## start Records
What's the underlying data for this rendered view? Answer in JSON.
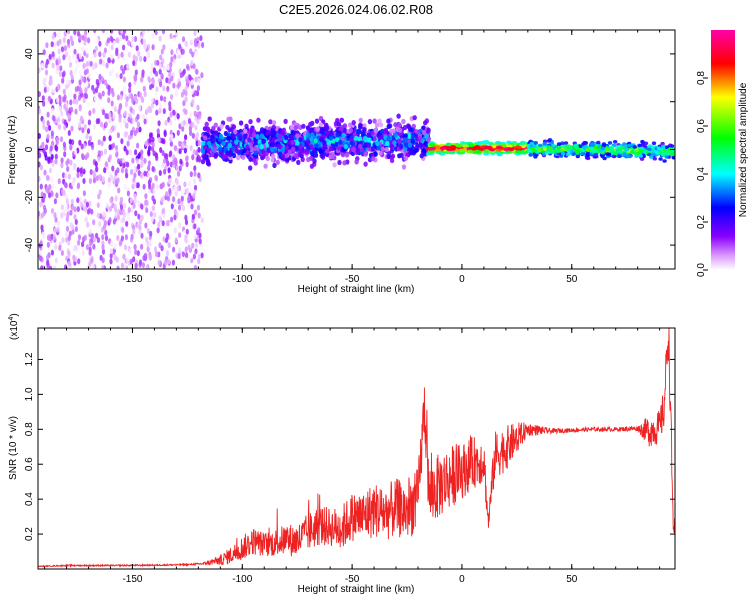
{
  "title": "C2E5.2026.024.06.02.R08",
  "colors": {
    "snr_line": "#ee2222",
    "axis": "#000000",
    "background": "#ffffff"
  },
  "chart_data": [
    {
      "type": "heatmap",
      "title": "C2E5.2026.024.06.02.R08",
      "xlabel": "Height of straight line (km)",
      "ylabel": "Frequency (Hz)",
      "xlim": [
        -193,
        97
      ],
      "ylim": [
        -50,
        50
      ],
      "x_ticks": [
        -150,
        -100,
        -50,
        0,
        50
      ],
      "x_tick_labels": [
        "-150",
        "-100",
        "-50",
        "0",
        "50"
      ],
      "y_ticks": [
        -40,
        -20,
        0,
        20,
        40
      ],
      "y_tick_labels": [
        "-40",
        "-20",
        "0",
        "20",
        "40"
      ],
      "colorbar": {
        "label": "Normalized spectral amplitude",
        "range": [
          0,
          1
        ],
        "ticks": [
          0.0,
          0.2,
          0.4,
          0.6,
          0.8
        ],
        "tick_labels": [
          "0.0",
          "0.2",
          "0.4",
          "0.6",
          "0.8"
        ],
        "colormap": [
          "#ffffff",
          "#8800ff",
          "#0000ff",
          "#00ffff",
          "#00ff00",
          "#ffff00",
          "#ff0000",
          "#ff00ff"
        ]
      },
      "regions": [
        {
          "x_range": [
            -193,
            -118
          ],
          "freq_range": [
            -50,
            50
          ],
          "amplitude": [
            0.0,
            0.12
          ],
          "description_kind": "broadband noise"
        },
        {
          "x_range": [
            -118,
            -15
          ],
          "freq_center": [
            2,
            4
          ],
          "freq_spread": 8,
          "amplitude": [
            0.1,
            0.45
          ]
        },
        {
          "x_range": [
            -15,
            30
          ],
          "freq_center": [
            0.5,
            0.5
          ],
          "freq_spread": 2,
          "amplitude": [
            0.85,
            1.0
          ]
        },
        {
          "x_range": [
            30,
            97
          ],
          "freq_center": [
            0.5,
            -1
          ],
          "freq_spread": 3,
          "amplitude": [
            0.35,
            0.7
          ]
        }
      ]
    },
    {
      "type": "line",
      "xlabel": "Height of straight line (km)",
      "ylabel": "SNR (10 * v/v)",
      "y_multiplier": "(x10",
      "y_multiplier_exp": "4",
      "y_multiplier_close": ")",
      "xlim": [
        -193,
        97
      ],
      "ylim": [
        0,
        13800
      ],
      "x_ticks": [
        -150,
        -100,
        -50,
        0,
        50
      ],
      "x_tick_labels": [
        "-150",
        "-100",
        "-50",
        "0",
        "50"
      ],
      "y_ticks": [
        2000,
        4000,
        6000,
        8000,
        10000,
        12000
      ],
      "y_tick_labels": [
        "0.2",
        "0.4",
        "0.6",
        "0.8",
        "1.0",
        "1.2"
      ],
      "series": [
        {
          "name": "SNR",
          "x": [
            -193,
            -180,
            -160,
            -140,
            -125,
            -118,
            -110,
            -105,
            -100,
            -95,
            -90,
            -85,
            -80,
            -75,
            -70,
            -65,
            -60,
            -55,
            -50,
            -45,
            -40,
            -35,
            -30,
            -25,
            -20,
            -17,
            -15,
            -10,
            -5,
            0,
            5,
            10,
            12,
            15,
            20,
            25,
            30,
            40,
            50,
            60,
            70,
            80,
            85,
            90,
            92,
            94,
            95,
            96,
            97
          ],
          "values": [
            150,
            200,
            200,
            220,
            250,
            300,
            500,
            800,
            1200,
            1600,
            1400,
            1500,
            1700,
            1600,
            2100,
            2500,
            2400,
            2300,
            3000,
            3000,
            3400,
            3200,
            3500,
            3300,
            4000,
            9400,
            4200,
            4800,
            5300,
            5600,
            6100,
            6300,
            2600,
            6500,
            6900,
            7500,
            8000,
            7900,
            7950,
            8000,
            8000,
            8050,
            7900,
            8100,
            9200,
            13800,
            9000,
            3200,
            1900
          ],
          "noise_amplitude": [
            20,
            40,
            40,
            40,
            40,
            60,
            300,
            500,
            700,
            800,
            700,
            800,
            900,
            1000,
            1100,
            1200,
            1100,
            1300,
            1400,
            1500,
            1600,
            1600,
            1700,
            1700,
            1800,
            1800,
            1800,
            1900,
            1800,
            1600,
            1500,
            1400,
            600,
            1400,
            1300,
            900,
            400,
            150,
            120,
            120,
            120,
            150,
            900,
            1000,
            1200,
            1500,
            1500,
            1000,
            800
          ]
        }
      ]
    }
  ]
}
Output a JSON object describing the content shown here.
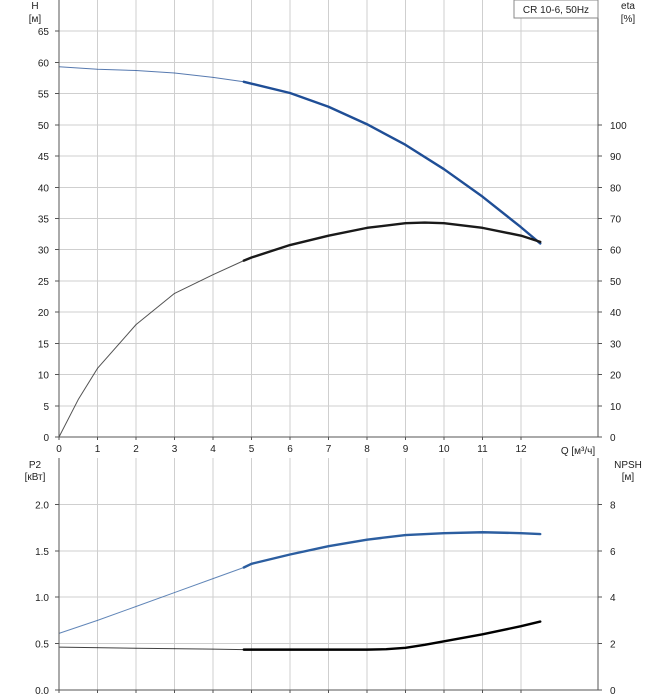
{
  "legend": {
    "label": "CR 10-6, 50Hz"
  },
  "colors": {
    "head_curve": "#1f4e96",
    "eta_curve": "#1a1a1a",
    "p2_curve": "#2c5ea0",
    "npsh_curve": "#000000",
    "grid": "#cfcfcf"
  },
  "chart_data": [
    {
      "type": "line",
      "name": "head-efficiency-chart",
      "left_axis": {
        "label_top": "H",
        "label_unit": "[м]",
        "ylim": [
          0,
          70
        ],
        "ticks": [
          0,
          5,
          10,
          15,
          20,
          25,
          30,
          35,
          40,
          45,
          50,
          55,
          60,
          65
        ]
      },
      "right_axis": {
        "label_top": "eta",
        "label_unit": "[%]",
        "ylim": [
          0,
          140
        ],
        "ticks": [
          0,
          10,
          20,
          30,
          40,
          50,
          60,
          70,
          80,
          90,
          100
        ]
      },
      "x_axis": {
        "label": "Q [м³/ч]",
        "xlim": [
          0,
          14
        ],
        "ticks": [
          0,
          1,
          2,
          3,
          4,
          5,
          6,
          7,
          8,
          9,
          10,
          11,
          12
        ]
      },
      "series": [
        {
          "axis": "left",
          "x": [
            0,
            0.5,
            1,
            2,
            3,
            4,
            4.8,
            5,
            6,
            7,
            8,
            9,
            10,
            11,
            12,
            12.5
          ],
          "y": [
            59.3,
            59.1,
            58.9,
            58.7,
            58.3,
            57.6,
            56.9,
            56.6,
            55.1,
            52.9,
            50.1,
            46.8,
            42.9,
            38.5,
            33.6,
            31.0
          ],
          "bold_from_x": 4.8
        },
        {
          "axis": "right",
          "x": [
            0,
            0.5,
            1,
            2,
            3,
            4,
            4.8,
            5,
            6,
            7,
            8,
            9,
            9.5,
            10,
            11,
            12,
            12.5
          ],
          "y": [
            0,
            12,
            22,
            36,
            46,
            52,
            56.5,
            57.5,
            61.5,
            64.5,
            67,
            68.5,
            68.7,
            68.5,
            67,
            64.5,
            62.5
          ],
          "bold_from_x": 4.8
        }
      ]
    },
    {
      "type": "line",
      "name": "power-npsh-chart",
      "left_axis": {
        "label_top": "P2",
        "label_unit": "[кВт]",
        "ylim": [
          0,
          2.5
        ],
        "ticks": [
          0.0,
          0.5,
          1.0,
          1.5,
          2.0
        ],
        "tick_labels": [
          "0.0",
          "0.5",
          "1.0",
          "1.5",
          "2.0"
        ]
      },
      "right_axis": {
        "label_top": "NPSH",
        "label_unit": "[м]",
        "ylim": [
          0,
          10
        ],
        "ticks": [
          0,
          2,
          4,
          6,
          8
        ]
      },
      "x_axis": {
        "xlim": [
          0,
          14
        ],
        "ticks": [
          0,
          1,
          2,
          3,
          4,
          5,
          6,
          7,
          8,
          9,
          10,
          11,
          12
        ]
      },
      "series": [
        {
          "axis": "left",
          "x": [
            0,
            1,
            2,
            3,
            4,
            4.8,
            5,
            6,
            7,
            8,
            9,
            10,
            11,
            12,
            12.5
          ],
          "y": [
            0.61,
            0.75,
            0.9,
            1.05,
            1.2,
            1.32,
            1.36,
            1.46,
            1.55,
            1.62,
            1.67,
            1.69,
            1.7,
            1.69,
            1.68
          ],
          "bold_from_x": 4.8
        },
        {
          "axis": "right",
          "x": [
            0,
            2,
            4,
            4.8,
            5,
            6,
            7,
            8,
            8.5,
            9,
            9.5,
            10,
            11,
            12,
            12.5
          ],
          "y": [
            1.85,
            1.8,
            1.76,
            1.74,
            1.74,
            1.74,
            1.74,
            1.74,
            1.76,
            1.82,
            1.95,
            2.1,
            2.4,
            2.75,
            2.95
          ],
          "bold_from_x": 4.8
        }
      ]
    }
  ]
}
## end Records
Task statement - Using the listing, copy every line where the word "JSON" shows up.

Solution for this problem -
What's the underlying data for this rendered view? Answer in JSON.
Output a JSON object describing the content shown here.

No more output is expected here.